** Exercise description **
Would you show every line from the records that holds "rest"?

** Stored items from a collection **
···
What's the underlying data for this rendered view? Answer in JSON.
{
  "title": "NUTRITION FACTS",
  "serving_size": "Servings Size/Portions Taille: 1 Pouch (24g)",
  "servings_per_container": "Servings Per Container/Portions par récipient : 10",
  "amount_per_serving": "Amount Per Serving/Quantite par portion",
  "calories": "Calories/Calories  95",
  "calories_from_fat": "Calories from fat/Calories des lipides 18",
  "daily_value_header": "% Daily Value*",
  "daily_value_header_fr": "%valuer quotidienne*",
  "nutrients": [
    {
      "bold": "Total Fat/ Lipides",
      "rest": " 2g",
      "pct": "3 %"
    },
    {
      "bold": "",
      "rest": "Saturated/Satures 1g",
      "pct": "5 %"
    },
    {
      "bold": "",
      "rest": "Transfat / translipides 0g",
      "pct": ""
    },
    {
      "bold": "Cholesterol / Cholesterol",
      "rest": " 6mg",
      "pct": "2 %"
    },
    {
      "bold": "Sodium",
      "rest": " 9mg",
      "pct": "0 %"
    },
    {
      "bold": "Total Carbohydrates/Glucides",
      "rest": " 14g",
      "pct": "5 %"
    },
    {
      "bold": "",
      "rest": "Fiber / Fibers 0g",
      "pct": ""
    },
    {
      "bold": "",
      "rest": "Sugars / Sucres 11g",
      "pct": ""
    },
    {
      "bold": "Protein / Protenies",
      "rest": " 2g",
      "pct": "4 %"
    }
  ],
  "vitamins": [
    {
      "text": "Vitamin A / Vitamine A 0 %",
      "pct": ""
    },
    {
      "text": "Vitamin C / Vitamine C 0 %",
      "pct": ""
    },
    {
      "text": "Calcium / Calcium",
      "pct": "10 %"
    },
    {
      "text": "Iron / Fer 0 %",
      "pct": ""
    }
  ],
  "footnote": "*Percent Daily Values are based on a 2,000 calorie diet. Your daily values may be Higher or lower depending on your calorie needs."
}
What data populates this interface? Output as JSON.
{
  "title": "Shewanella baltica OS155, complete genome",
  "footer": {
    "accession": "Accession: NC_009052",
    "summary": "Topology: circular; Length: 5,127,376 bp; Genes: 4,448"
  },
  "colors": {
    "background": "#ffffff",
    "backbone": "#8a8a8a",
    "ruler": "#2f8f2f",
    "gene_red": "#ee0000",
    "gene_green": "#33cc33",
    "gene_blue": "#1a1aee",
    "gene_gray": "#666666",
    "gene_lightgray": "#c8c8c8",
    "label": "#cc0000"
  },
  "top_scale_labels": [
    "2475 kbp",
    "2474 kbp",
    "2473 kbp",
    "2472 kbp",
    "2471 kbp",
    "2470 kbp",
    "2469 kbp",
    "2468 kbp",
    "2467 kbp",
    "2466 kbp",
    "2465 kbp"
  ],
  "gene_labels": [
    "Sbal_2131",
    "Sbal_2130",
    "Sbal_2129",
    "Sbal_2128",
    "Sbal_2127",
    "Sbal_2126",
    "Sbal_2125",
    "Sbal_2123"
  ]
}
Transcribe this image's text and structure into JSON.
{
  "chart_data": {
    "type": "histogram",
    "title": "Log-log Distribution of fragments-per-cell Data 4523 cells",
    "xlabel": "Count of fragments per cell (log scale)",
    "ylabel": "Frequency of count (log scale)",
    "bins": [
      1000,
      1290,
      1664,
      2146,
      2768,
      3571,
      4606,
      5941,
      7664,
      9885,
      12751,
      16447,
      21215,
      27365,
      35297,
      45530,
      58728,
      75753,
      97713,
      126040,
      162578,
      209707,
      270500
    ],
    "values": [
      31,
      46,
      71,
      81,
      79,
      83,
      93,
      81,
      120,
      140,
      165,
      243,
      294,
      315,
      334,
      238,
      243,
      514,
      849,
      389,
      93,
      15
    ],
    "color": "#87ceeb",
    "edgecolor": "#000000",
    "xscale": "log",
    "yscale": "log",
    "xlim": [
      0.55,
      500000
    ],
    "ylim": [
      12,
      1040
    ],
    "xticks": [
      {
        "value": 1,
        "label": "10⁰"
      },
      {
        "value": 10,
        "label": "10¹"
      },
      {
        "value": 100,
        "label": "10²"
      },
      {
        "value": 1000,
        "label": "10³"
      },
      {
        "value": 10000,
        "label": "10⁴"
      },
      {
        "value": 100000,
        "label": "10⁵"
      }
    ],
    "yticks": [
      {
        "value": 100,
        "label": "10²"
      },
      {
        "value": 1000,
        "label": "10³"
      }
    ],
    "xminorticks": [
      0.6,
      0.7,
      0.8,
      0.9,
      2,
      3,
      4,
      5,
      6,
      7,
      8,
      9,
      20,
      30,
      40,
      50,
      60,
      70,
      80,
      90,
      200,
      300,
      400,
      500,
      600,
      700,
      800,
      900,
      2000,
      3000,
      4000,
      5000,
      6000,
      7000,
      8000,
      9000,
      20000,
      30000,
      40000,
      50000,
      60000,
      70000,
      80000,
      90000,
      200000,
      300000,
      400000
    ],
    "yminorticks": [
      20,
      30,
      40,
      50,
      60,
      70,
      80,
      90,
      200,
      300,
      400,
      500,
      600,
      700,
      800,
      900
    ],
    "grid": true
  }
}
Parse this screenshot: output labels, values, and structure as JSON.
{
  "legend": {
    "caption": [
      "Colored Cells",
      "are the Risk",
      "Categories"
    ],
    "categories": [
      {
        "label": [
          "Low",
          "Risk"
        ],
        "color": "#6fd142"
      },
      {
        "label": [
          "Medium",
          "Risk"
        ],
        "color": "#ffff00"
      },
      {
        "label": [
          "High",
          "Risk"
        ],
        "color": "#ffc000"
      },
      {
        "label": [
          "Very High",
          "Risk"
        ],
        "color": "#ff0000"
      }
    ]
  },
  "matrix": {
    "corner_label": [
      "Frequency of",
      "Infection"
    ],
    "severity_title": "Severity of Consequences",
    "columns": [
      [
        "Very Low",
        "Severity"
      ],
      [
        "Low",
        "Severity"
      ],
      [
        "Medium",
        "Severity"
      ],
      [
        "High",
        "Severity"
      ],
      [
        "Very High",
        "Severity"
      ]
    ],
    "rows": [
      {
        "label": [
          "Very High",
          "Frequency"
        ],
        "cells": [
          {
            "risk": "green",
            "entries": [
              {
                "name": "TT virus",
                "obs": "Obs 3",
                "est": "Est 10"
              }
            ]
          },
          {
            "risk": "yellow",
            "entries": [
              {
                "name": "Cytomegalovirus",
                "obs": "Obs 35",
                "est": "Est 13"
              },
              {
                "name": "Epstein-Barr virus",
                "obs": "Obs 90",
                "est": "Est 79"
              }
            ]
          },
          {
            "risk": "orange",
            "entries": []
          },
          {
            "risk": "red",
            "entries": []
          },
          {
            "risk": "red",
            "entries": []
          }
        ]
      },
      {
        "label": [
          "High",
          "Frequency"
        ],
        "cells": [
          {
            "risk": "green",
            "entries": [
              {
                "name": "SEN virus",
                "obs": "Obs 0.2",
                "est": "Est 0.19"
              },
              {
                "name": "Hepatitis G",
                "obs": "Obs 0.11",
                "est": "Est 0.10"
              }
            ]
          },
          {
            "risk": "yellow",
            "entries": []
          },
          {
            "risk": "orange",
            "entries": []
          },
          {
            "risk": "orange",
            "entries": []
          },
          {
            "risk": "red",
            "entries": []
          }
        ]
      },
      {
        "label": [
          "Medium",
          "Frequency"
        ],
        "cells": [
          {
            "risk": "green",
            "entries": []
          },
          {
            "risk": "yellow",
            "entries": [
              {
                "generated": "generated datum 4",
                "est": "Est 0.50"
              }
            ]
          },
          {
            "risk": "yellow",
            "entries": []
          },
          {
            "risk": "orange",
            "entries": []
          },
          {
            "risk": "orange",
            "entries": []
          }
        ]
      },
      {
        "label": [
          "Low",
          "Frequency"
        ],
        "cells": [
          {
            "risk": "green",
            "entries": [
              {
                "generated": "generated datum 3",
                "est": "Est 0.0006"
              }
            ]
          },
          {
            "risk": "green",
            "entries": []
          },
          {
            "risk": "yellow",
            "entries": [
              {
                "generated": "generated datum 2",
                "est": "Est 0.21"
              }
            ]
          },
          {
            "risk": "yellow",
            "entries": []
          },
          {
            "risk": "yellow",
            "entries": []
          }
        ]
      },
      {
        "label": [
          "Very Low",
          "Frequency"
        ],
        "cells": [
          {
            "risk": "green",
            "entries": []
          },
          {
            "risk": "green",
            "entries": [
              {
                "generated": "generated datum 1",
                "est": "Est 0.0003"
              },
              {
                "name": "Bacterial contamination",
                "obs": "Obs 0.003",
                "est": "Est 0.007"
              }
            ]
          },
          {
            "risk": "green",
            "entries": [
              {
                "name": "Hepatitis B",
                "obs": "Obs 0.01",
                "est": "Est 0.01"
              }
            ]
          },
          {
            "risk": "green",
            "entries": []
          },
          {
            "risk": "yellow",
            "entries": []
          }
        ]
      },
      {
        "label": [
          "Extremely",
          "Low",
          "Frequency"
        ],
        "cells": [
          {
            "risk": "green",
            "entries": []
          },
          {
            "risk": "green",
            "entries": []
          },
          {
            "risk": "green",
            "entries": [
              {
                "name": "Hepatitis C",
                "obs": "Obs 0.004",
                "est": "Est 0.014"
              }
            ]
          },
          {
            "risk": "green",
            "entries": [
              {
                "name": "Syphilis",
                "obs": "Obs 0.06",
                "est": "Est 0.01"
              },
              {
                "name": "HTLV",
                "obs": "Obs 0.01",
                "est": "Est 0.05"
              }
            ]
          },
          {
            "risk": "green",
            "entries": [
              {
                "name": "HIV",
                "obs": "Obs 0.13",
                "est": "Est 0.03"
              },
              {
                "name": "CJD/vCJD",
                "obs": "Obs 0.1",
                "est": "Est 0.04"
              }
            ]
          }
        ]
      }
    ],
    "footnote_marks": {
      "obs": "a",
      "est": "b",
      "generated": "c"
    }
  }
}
···
** Response box **
      "rest": " 2g",
      "rest": "Saturated/Satures 1g",
      "rest": "Transfat / translipides 0g",
      "rest": " 6mg",
      "rest": " 9mg",
      "rest": " 14g",
      "rest": "Fiber / Fibers 0g",
      "rest": "Sugars / Sucres 11g",
      "rest": " 2g",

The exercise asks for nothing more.